Write out the article about the Putty art show word for word, from "It’s irreverent, at" up to and including "a live arena.".

§ Passage to read
** start **

It’s irreverent, at times off-kilter, and it’s amassed a loyal following over its past two seasons

“I think it’s for people who already have a foot in the art world.” Drew said. “Expanding the conversation around art for the people that are already involved in the art community is important. It was born out of this frustration of not having a broader art dialogue.”

The concept for Putty came while Drew was working for the General Public Collective, a now-closed gallery and project space that featured rotating exhibits. Frustrated by a lack of media coverage, Drew started interviewing artists for a new zine each time an exhibition would open. That worked for a while, but Drew thought it would be much more compelling in a live arena.

“It was going to be the hungover, Saturday-morning wake of first-Friday openings,” Drew said.

After General Public Collective shut its doors, Drew was still hooked on interviewing local artists, and she had her first Putty show at State Street Pub in Indianapolis soon after. That would become Putty’s home base.

Saturday’s show marks a return to Bloomington and Hopscotch Coffee for Putty. Drew’s last show in Bloomington in September kicked off of a three-episode series, or what Drew calls a “mini-residency.”

“It felt like something that fit with our community, even among ourselves,” said Erin Tobey, who works as an event coordinator and designer for Hopscotch Coffee. “[It’s] something we knew our staff would enjoy and feel some ownership over.”

** end **

§ Provided material
** start **

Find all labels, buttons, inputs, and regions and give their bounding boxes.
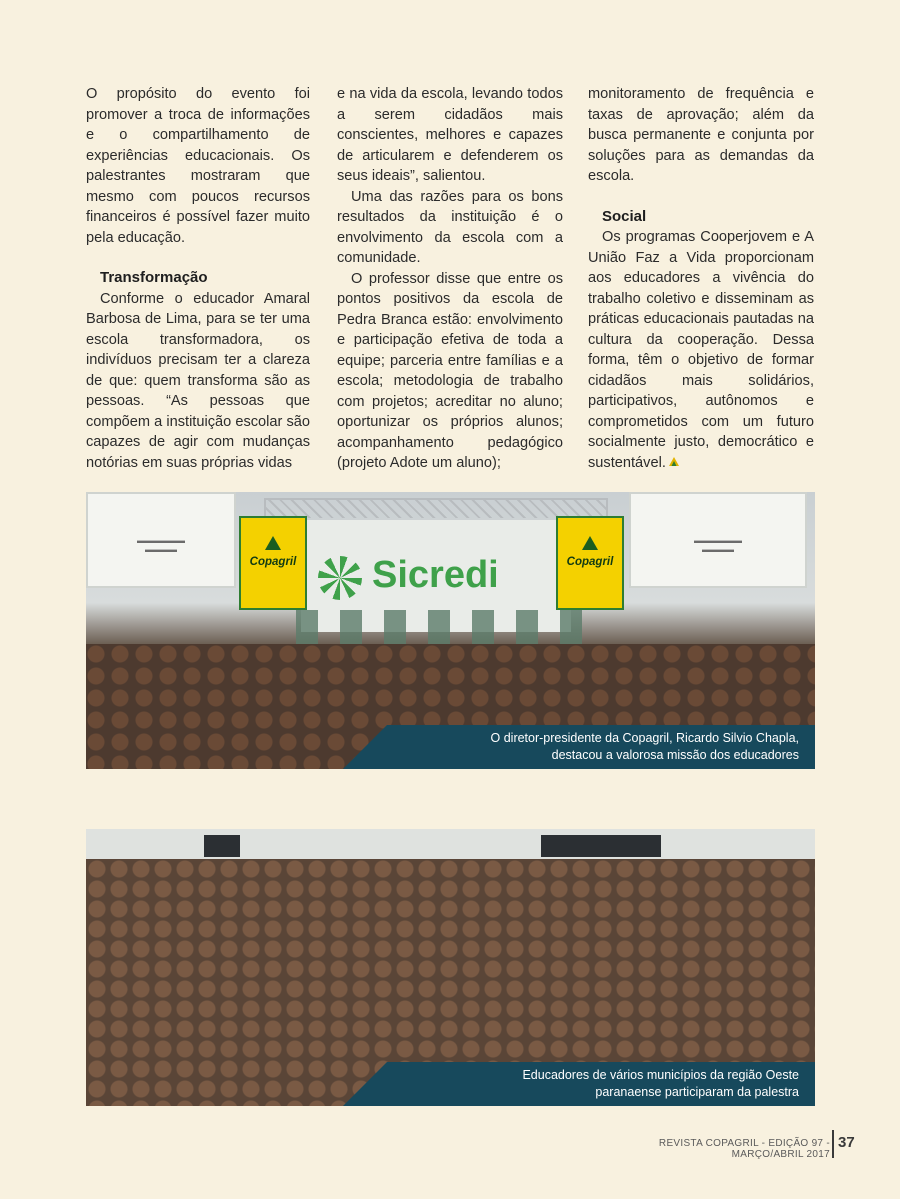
paragraph: Uma das razões para os bons resultados da instituição é o envolvimento da escola com a comunidade. [337,188,563,266]
projection-screen-right [629,492,807,588]
copagril-banner-right [556,516,624,610]
projection-screen-left [86,492,236,588]
stage-truss [264,498,608,518]
hall-window [541,835,661,857]
hall-window [204,835,240,857]
paragraph: O professor disse que entre os pontos positivos da escola de Pedra Branca estão: envolvimento e participação efetiva de toda a equipe; parceria entre famílias e a escola; metodologia de trabalho com projetos; acreditar no aluno; oportunizar os próprios alunos; acompanhamento pedagógico (projeto Adote um aluno); [337,270,563,471]
caption-line: destacou a valorosa missão dos educadores [551,748,799,762]
paragraph [588,227,814,473]
copagril-logo-icon [265,536,281,550]
copagril-logo-text: Copagril [249,556,297,568]
photo-caption [387,725,815,769]
article-column-3 [588,84,814,473]
caption-line: paranaense participaram da palestra [595,1085,799,1099]
screen-content-icon: ▬▬▬▬▬▬ ▬▬▬▬ [137,536,185,554]
paragraph: O propósito do evento foi promover a troca de informações e o compartilhamento de experiências educacionais. Os palestrantes mostraram que mesmo com poucos recursos financeiros é possível fazer muito pela educação. [86,86,310,246]
copagril-end-mark-icon [668,456,680,468]
paragraph: e na vida da escola, levando todos a serem cidadãos mais conscientes, melhores e capazes de articularem e defenderem os seus ideais”, salientou. [337,86,563,184]
page-number: 37 [838,1134,855,1151]
section-heading-transformacao: Transformação [100,269,208,286]
page-number-divider [832,1130,834,1158]
copagril-banner-left [239,516,307,610]
copagril-logo-text: Copagril [566,556,614,568]
photo-event-stage [86,492,815,769]
section-heading-social: Social [602,207,647,225]
copagril-logo-icon [582,536,598,550]
article-column-1 [86,84,310,473]
caption-line: Educadores de vários municípios da região Oeste [522,1068,799,1082]
running-footer: REVISTA COPAGRIL - EDIÇÃO 97 - MARÇO/ABRIL 2017 [658,1138,830,1160]
photo-caption [387,1062,815,1106]
sicredi-logo-icon [318,556,362,600]
paragraph: monitoramento de frequência e taxas de aprovação; além da busca permanente e conjunta por soluções para as demandas da escola. [588,86,814,184]
caption-line: O diretor-presidente da Copagril, Ricardo Silvio Chapla, [490,731,799,745]
screen-content-icon: ▬▬▬▬▬▬ ▬▬▬▬ [694,536,742,554]
paragraph: Conforme o educador Amaral Barbosa de Lima, para se ter uma escola transformadora, os indivíduos precisam ter a clareza de que: quem transforma são as pessoas. “As pessoas que compõem a instituição escolar são capazes de agir com mudanças notórias em suas próprias vidas [86,290,310,471]
photo-audience [86,829,815,1106]
sicredi-logo-text: Sicredi [372,554,499,596]
paragraph-text: Os programas Cooperjovem e A União Faz a Vida proporcionam aos educadores a vivência do trabalho coletivo e disseminam as práticas educacionais pautadas na cultura da cooperação. Dessa forma, têm o objetivo de formar cidadãos mais solidários, participativos, autônomos e comprometidos com um futuro socialmente justo, democrático e sustentável. [588,229,814,471]
article-column-2 [337,84,563,474]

** end **

§ Full answer
It’s irreverent, at times off-kilter, and it’s amassed a loyal following over its past two seasons

“I think it’s for people who already have a foot in the art world.” Drew said. “Expanding the conversation around art for the people that are already involved in the art community is important. It was born out of this frustration of not having a broader art dialogue.”

The concept for Putty came while Drew was working for the General Public Collective, a now-closed gallery and project space that featured rotating exhibits. Frustrated by a lack of media coverage, Drew started interviewing artists for a new zine each time an exhibition would open. That worked for a while, but Drew thought it would be much more compelling in a live arena.